The request:
Repeat the listing in full, word for word.

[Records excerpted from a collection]
:::::
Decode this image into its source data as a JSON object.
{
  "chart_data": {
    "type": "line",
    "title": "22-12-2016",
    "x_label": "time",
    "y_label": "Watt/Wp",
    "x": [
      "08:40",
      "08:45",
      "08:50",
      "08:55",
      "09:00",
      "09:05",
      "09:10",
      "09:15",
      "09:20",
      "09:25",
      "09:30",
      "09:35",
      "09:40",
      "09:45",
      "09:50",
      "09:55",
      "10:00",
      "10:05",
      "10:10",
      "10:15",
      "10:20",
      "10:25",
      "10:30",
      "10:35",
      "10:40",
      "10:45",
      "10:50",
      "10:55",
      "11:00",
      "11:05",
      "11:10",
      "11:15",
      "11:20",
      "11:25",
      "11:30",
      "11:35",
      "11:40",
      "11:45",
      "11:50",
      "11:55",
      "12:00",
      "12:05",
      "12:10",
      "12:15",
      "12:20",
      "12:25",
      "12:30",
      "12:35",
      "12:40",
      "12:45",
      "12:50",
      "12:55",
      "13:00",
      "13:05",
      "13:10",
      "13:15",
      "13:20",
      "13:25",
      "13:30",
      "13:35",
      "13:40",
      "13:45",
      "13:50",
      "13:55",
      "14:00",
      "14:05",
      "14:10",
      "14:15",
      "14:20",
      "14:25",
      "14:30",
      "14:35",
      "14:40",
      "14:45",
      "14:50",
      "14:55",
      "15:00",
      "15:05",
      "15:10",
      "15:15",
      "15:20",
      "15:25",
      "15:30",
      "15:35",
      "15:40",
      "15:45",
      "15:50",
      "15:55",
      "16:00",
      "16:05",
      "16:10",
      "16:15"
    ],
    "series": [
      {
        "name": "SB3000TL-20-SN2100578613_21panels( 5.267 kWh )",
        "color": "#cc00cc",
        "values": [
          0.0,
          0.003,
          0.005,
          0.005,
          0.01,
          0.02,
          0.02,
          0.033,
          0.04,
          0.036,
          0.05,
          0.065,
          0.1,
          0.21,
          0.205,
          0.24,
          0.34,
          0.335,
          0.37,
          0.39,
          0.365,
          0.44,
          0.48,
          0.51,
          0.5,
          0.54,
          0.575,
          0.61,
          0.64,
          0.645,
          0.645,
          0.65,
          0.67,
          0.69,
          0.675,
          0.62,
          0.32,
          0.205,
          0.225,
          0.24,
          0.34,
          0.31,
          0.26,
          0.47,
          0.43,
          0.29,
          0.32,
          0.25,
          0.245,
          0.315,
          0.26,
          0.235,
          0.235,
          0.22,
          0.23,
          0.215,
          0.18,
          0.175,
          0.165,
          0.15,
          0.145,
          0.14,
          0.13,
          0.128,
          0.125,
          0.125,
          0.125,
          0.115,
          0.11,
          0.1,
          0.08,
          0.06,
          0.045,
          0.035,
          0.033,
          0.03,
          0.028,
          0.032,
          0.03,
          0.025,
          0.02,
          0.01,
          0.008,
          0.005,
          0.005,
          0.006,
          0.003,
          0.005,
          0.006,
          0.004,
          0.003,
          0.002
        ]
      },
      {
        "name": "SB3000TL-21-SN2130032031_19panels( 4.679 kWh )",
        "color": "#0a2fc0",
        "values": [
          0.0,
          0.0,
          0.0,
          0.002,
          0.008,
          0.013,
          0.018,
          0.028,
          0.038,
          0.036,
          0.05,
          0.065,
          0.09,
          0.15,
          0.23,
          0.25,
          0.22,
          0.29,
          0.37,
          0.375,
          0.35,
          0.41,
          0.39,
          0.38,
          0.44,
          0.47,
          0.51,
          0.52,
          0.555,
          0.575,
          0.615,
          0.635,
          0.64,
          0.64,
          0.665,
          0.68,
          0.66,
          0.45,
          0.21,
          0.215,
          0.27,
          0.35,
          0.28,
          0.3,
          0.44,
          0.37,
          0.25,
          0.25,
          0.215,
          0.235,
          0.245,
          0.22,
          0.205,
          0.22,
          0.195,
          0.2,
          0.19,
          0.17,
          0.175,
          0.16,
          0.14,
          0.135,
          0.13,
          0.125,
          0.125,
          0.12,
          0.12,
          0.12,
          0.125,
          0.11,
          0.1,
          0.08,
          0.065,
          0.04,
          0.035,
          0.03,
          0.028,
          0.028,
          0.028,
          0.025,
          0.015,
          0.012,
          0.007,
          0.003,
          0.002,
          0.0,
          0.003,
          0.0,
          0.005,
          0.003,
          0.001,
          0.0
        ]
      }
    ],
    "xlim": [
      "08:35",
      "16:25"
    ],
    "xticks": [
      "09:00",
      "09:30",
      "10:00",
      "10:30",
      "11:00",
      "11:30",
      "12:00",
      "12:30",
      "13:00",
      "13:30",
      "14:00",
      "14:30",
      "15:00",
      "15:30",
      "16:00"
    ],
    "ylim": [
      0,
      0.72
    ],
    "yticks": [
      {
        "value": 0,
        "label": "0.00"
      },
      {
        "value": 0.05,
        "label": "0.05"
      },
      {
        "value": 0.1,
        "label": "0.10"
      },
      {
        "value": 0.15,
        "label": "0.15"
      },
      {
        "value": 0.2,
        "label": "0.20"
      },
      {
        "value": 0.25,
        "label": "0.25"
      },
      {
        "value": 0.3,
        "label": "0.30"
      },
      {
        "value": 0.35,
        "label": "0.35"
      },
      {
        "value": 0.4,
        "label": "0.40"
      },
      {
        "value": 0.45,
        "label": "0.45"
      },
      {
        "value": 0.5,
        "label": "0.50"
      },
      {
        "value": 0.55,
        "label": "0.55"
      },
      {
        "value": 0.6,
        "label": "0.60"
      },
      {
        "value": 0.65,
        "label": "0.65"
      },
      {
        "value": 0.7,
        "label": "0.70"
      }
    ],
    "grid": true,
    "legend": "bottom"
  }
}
:::::
Solution for this problem:
Decode this image into its source data as a JSON object.
{
  "chart_data": {
    "type": "line",
    "title": "22-12-2016",
    "x_label": "time",
    "y_label": "Watt/Wp",
    "x": [
      "08:40",
      "08:45",
      "08:50",
      "08:55",
      "09:00",
      "09:05",
      "09:10",
      "09:15",
      "09:20",
      "09:25",
      "09:30",
      "09:35",
      "09:40",
      "09:45",
      "09:50",
      "09:55",
      "10:00",
      "10:05",
      "10:10",
      "10:15",
      "10:20",
      "10:25",
      "10:30",
      "10:35",
      "10:40",
      "10:45",
      "10:50",
      "10:55",
      "11:00",
      "11:05",
      "11:10",
      "11:15",
      "11:20",
      "11:25",
      "11:30",
      "11:35",
      "11:40",
      "11:45",
      "11:50",
      "11:55",
      "12:00",
      "12:05",
      "12:10",
      "12:15",
      "12:20",
      "12:25",
      "12:30",
      "12:35",
      "12:40",
      "12:45",
      "12:50",
      "12:55",
      "13:00",
      "13:05",
      "13:10",
      "13:15",
      "13:20",
      "13:25",
      "13:30",
      "13:35",
      "13:40",
      "13:45",
      "13:50",
      "13:55",
      "14:00",
      "14:05",
      "14:10",
      "14:15",
      "14:20",
      "14:25",
      "14:30",
      "14:35",
      "14:40",
      "14:45",
      "14:50",
      "14:55",
      "15:00",
      "15:05",
      "15:10",
      "15:15",
      "15:20",
      "15:25",
      "15:30",
      "15:35",
      "15:40",
      "15:45",
      "15:50",
      "15:55",
      "16:00",
      "16:05",
      "16:10",
      "16:15"
    ],
    "series": [
      {
        "name": "SB3000TL-20-SN2100578613_21panels( 5.267 kWh )",
        "color": "#cc00cc",
        "values": [
          0.0,
          0.003,
          0.005,
          0.005,
          0.01,
          0.02,
          0.02,
          0.033,
          0.04,
          0.036,
          0.05,
          0.065,
          0.1,
          0.21,
          0.205,
          0.24,
          0.34,
          0.335,
          0.37,
          0.39,
          0.365,
          0.44,
          0.48,
          0.51,
          0.5,
          0.54,
          0.575,
          0.61,
          0.64,
          0.645,
          0.645,
          0.65,
          0.67,
          0.69,
          0.675,
          0.62,
          0.32,
          0.205,
          0.225,
          0.24,
          0.34,
          0.31,
          0.26,
          0.47,
          0.43,
          0.29,
          0.32,
          0.25,
          0.245,
          0.315,
          0.26,
          0.235,
          0.235,
          0.22,
          0.23,
          0.215,
          0.18,
          0.175,
          0.165,
          0.15,
          0.145,
          0.14,
          0.13,
          0.128,
          0.125,
          0.125,
          0.125,
          0.115,
          0.11,
          0.1,
          0.08,
          0.06,
          0.045,
          0.035,
          0.033,
          0.03,
          0.028,
          0.032,
          0.03,
          0.025,
          0.02,
          0.01,
          0.008,
          0.005,
          0.005,
          0.006,
          0.003,
          0.005,
          0.006,
          0.004,
          0.003,
          0.002
        ]
      },
      {
        "name": "SB3000TL-21-SN2130032031_19panels( 4.679 kWh )",
        "color": "#0a2fc0",
        "values": [
          0.0,
          0.0,
          0.0,
          0.002,
          0.008,
          0.013,
          0.018,
          0.028,
          0.038,
          0.036,
          0.05,
          0.065,
          0.09,
          0.15,
          0.23,
          0.25,
          0.22,
          0.29,
          0.37,
          0.375,
          0.35,
          0.41,
          0.39,
          0.38,
          0.44,
          0.47,
          0.51,
          0.52,
          0.555,
          0.575,
          0.615,
          0.635,
          0.64,
          0.64,
          0.665,
          0.68,
          0.66,
          0.45,
          0.21,
          0.215,
          0.27,
          0.35,
          0.28,
          0.3,
          0.44,
          0.37,
          0.25,
          0.25,
          0.215,
          0.235,
          0.245,
          0.22,
          0.205,
          0.22,
          0.195,
          0.2,
          0.19,
          0.17,
          0.175,
          0.16,
          0.14,
          0.135,
          0.13,
          0.125,
          0.125,
          0.12,
          0.12,
          0.12,
          0.125,
          0.11,
          0.1,
          0.08,
          0.065,
          0.04,
          0.035,
          0.03,
          0.028,
          0.028,
          0.028,
          0.025,
          0.015,
          0.012,
          0.007,
          0.003,
          0.002,
          0.0,
          0.003,
          0.0,
          0.005,
          0.003,
          0.001,
          0.0
        ]
      }
    ],
    "xlim": [
      "08:35",
      "16:25"
    ],
    "xticks": [
      "09:00",
      "09:30",
      "10:00",
      "10:30",
      "11:00",
      "11:30",
      "12:00",
      "12:30",
      "13:00",
      "13:30",
      "14:00",
      "14:30",
      "15:00",
      "15:30",
      "16:00"
    ],
    "ylim": [
      0,
      0.72
    ],
    "yticks": [
      {
        "value": 0,
        "label": "0.00"
      },
      {
        "value": 0.05,
        "label": "0.05"
      },
      {
        "value": 0.1,
        "label": "0.10"
      },
      {
        "value": 0.15,
        "label": "0.15"
      },
      {
        "value": 0.2,
        "label": "0.20"
      },
      {
        "value": 0.25,
        "label": "0.25"
      },
      {
        "value": 0.3,
        "label": "0.30"
      },
      {
        "value": 0.35,
        "label": "0.35"
      },
      {
        "value": 0.4,
        "label": "0.40"
      },
      {
        "value": 0.45,
        "label": "0.45"
      },
      {
        "value": 0.5,
        "label": "0.50"
      },
      {
        "value": 0.55,
        "label": "0.55"
      },
      {
        "value": 0.6,
        "label": "0.60"
      },
      {
        "value": 0.65,
        "label": "0.65"
      },
      {
        "value": 0.7,
        "label": "0.70"
      }
    ],
    "grid": true,
    "legend": "bottom"
  }
}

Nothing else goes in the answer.